**EXERCISE DIRECTIONS**
Your task is to locate every line holding the string "title" and to copy each of them.

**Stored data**

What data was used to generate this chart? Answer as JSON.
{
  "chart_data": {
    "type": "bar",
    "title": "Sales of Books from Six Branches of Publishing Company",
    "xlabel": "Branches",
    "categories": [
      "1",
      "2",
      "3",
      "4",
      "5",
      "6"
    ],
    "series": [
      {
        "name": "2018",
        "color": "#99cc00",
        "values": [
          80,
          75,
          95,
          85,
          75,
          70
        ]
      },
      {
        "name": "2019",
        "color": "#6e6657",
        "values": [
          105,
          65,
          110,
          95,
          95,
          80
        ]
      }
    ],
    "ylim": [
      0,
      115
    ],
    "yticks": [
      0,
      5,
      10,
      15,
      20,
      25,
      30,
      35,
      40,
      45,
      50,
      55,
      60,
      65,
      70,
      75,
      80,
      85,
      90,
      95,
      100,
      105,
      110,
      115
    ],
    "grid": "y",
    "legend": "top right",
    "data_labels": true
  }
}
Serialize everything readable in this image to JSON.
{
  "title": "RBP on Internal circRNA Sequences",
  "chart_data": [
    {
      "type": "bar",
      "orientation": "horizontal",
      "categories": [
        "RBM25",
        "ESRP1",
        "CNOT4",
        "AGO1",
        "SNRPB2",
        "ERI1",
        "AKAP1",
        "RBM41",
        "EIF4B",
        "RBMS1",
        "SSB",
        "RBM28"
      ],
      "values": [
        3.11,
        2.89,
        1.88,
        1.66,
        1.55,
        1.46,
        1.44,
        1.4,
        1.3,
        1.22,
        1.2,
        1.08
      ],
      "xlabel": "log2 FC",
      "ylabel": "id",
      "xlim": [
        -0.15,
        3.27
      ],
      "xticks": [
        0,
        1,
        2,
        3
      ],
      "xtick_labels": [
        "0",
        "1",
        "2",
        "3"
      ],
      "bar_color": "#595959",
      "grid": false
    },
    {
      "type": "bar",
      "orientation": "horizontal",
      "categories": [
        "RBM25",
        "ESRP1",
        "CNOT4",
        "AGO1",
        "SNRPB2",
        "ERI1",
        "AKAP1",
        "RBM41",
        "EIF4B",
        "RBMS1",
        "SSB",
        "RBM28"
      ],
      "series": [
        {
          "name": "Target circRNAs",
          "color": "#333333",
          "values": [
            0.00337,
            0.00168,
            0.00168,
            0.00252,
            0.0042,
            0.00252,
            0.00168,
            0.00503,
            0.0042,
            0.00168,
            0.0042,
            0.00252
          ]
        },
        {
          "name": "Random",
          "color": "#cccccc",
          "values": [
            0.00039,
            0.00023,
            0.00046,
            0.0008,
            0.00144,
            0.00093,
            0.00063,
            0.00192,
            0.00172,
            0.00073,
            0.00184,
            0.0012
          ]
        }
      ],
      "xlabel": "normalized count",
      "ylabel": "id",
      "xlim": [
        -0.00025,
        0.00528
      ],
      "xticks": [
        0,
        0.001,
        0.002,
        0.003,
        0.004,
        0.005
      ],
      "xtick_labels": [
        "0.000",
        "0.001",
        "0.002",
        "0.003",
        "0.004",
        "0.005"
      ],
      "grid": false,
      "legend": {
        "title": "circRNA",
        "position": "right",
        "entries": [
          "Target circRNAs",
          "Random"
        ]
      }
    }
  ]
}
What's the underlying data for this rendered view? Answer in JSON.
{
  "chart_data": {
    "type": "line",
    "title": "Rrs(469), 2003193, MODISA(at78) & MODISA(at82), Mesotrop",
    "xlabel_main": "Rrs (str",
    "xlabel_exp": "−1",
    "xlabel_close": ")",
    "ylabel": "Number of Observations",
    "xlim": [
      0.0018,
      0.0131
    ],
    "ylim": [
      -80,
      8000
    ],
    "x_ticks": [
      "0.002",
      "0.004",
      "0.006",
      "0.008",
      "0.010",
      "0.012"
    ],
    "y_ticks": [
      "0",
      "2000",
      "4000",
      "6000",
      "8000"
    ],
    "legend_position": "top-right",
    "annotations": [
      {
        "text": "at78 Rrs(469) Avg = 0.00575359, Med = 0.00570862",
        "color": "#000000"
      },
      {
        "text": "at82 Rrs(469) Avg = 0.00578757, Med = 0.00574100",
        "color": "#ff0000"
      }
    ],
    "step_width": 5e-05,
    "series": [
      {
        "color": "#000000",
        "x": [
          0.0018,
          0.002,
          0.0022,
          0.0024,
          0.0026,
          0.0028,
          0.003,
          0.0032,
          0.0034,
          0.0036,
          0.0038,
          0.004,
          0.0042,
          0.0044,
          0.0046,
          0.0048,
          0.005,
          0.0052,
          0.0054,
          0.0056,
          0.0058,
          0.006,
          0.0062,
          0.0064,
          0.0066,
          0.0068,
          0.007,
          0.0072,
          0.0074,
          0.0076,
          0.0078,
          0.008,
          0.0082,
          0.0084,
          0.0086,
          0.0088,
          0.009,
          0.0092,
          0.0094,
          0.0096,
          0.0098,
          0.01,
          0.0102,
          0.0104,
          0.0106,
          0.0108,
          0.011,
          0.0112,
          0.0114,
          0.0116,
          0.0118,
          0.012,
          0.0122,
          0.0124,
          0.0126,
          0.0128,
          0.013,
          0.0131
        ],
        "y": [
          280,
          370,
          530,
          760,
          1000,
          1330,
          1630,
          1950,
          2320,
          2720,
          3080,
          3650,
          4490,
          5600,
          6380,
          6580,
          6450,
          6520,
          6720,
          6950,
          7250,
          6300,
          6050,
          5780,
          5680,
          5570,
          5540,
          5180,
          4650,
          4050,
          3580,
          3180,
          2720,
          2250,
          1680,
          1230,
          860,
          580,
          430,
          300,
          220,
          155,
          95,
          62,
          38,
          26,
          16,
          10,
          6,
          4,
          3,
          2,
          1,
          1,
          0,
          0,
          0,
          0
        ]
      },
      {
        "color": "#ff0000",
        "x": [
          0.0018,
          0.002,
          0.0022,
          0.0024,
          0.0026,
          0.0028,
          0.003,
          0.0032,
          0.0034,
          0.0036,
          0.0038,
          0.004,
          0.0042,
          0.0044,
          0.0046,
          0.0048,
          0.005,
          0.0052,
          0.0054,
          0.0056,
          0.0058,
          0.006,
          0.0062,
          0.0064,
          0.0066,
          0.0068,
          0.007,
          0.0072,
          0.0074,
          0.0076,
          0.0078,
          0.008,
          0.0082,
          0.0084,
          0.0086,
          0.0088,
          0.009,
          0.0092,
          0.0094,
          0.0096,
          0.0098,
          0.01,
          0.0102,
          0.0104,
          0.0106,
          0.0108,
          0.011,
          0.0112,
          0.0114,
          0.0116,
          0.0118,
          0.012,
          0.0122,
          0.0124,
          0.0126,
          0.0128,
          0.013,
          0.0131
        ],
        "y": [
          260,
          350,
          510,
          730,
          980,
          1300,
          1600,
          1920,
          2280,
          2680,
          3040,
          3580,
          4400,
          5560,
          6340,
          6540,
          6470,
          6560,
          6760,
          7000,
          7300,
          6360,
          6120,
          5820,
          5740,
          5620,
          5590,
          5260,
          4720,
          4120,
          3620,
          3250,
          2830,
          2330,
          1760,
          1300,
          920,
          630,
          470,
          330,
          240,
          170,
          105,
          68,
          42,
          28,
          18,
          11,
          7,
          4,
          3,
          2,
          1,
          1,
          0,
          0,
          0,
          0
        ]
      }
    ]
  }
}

**CORRECT OUTPUT**
    "title": "Sales of Books from Six Branches of Publishing Company",
  "title": "RBP on Internal circRNA Sequences",
        "title": "circRNA",
    "title": "Rrs(469), 2003193, MODISA(at78) & MODISA(at82), Mesotrop",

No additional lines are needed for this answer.